▶ **Extract to read**
______

Some questions for The Observer on acquiring illegally obtained confidential personal information

I should begin with a confession. I am a typical woolly liberal. A Guardian reader, socially liberal; centre of slightly left of centre politically, and no fan of the Murdoch media. I don’t have Sky. I don’t read the Murdoch press. I am deeply uncomfortable with the Fox phenomenon in the US.

It therefore pains me to suggest that in the debate about the press furthering the trade in personal and private information (via phone hacking and other mechanisms) I think the Murdoch media is getting a raw deal.

As one would expect following the Andy Coulson second resignation (can we expect a Mandelsonian third coming for Coulson at some point in the future?), given the zeal with which the Guardian media group has pursued it, The Observer has a large piece today on the phone hacking stories involving the News of the World.

The Observer reports,

“The Observer has learned that other newspapers could soon find themselves facing similar allegations. Documents released by the Met to lawyers bringing civil actions are being scrutinised to ascertain whether Mulcaire worked only for the News of the World. If not, the scandal is in danger of spreading.”

Is this a big revelation? Should it be a big surprise to an informed reader of British newspapers?

______

▶ **Directions for this task**
Continue the post about The Observer and phone hacking, picking up right after the two questions that end it. The material after this is not needed.

______

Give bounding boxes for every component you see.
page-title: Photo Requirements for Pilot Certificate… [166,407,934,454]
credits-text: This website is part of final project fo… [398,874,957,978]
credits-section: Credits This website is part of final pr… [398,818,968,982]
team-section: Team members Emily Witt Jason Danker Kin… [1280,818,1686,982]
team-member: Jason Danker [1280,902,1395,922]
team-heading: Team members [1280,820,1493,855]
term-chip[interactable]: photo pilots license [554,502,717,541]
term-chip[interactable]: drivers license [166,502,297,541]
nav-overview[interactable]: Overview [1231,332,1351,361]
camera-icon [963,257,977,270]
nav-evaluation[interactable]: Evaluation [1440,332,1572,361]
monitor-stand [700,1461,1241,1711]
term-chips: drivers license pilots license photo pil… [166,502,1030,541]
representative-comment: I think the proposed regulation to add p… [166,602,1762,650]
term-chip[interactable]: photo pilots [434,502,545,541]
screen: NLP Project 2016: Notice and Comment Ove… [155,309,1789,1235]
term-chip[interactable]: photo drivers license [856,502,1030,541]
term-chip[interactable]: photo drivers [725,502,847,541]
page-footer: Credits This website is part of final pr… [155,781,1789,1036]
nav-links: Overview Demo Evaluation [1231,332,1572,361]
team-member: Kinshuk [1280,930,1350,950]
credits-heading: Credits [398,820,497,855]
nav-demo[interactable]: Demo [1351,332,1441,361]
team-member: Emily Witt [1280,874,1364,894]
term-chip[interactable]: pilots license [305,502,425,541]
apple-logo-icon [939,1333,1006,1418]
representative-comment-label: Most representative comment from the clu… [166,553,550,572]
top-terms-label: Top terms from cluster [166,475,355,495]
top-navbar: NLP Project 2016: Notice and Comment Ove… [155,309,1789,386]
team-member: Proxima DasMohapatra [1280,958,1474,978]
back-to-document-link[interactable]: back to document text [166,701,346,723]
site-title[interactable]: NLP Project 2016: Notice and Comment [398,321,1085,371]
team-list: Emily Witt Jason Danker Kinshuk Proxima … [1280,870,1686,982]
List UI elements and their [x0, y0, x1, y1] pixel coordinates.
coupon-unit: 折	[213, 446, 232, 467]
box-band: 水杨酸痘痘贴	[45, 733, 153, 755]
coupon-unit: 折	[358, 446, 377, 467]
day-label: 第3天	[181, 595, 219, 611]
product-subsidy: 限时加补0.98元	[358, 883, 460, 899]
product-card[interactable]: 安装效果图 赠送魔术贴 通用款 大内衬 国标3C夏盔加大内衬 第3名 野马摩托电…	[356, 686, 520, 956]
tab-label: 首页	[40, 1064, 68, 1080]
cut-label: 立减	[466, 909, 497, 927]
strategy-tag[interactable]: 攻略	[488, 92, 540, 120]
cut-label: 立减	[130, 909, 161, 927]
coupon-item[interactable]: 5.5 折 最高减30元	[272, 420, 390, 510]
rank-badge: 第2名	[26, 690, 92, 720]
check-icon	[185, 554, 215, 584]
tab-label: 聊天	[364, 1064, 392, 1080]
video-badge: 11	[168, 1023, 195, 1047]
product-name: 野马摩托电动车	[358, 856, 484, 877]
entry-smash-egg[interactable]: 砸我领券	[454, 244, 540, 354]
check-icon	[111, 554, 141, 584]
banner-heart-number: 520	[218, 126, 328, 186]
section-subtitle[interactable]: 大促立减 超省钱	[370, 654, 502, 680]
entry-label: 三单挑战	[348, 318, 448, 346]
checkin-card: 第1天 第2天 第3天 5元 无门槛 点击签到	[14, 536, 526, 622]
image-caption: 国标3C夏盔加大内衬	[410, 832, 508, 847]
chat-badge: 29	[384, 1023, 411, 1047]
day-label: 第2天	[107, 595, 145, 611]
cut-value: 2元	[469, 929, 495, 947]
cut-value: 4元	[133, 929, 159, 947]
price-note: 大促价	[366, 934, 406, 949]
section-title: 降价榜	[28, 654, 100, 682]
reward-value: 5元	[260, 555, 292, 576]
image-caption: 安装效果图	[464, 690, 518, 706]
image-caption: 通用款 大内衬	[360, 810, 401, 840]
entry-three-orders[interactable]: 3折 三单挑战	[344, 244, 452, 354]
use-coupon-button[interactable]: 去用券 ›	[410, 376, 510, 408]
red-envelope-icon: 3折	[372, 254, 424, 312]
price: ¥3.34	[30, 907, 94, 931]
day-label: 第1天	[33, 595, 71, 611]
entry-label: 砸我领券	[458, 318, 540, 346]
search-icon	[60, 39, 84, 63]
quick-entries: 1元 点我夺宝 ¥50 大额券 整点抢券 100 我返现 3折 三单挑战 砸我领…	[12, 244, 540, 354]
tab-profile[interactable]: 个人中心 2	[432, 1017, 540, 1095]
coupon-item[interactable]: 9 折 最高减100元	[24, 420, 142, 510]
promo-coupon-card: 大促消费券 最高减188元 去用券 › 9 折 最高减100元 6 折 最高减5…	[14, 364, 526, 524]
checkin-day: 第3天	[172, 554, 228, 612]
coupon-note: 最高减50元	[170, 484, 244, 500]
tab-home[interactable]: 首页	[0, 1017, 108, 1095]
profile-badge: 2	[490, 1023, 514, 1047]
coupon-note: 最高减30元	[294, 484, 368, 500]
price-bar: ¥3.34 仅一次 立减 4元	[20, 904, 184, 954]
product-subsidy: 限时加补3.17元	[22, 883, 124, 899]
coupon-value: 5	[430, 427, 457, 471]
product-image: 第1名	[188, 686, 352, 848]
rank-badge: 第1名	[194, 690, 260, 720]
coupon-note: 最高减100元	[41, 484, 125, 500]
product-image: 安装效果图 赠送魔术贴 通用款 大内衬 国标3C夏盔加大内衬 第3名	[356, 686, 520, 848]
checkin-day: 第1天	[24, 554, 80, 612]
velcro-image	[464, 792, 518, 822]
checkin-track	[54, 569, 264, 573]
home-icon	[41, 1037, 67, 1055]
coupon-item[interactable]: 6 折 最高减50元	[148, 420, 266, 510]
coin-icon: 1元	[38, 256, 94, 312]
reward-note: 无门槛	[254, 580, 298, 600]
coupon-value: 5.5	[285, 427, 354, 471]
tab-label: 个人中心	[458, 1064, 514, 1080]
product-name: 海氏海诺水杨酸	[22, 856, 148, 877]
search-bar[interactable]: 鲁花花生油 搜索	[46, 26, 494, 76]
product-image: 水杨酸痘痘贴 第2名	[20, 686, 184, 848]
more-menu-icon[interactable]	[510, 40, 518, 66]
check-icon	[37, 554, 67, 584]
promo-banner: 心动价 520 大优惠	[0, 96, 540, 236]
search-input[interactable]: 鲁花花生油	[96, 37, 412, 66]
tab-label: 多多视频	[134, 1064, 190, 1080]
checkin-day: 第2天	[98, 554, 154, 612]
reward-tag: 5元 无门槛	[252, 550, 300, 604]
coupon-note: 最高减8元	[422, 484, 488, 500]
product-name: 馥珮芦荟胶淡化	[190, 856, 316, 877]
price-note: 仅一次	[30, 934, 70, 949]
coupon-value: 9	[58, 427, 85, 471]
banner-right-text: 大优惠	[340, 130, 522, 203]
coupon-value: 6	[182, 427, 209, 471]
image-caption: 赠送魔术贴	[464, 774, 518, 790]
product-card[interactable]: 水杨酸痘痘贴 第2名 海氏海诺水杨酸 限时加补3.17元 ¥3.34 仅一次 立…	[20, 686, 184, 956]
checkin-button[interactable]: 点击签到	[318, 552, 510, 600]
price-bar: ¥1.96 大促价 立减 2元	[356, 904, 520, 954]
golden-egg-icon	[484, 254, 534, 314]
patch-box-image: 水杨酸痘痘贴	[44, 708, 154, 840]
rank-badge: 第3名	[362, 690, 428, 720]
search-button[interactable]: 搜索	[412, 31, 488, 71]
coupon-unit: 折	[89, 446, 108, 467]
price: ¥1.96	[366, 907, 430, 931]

______

▶ **Exercise response**
No – for reasons I explained the other day – but more of that anon. First,  there are some points to note. Throughout the article reference is specifically made to phone hacking. Phone hacking though is only one of the mechanisms encouraged by journalists who obtained criminally acquired material from private investigators – in supporting the trade in personal data exposed in the Information Commissioner reports. The article does not make any reference to those other modes of illegally obtaining material (blagging or conspiracy) referred to in the Information Commissioner reports on what price privacy in 2006 (on which see my post here).

And while it is true that phone hacking can be prosecuted by a variety of means – it is merely one form of contravention of s 55 of the Data Protection ACt 1998. Is it necessarily any more blameworthy and worthy of news attention than blagging or obtaining private information by deception?

The Information Commissioner did not think so in his 2006 reports. And so the Press Gazette – which has asked various newspaper groups if they ever authorised phone hacking – by following the narrow line taken by the Guardian and the Observer is missing aspects of the bigger picture. Now the Guardian came back to the Press Gazette as follows,

“PG: How seriously do you think the News of the World phone hacking allegations have undermined the reputation of British journalism?

GNM: “It has serious potential to do so, but much now depends on whether NI has the resolve to deal with the issue with greater candour and how the PCC responds. If not, it will play out in the courts over many months, if not years.”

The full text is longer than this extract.